◆ PROVIDED RECORDS ◆
- - -
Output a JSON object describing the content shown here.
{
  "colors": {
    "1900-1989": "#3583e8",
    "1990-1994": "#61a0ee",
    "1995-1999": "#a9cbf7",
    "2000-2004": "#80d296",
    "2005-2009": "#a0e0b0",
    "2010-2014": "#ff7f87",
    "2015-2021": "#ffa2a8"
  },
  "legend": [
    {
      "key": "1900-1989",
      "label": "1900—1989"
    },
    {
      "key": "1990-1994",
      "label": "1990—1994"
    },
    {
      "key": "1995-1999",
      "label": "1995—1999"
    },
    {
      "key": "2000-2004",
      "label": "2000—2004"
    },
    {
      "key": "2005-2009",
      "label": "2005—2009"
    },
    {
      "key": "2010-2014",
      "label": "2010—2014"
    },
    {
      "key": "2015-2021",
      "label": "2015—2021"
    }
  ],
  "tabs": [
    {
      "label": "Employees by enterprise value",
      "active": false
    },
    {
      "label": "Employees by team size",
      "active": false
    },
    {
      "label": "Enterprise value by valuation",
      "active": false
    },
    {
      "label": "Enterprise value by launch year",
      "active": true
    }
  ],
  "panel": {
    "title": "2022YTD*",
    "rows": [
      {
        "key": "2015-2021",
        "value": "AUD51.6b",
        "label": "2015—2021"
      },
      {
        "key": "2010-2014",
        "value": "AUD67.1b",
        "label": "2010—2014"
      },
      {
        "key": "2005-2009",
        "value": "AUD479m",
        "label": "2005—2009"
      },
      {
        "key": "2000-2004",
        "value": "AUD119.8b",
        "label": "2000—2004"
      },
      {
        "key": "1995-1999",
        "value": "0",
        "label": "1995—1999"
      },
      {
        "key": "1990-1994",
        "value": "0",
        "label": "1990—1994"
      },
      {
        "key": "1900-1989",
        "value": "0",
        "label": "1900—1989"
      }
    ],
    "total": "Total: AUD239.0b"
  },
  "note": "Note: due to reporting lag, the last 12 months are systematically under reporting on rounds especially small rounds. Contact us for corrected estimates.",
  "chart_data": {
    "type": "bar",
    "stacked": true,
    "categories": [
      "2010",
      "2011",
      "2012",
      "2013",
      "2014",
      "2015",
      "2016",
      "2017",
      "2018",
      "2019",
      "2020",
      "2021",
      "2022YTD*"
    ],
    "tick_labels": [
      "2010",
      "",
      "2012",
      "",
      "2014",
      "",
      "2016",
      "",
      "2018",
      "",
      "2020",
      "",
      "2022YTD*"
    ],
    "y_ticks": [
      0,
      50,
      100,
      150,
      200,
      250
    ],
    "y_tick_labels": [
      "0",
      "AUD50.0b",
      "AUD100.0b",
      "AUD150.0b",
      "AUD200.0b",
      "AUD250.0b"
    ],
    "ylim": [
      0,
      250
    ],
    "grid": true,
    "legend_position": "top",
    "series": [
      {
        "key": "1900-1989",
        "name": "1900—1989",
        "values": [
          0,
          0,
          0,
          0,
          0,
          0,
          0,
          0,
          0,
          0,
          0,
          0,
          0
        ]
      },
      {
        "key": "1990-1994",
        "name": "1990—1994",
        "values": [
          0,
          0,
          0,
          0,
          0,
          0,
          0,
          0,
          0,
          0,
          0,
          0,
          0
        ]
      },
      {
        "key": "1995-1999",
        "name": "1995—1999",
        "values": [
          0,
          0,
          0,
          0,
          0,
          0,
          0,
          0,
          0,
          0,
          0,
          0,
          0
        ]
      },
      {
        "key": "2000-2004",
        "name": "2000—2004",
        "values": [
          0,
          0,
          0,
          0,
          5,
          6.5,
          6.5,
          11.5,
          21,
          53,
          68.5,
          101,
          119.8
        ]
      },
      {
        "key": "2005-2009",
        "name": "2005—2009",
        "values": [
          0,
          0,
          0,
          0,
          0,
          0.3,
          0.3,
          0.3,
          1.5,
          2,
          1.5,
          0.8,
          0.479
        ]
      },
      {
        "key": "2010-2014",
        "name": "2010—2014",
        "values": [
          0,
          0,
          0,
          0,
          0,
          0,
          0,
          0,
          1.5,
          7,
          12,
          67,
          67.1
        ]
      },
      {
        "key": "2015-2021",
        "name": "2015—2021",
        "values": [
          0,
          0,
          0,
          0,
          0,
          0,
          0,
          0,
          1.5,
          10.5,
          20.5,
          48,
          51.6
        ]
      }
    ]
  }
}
- - -
◆ STATED PROBLEM ◆
Filter out every line that lacks the word "Employees", and copy the rest.

◆ OUTPUT ◆
      "label": "Employees by enterprise value",
      "label": "Employees by team size",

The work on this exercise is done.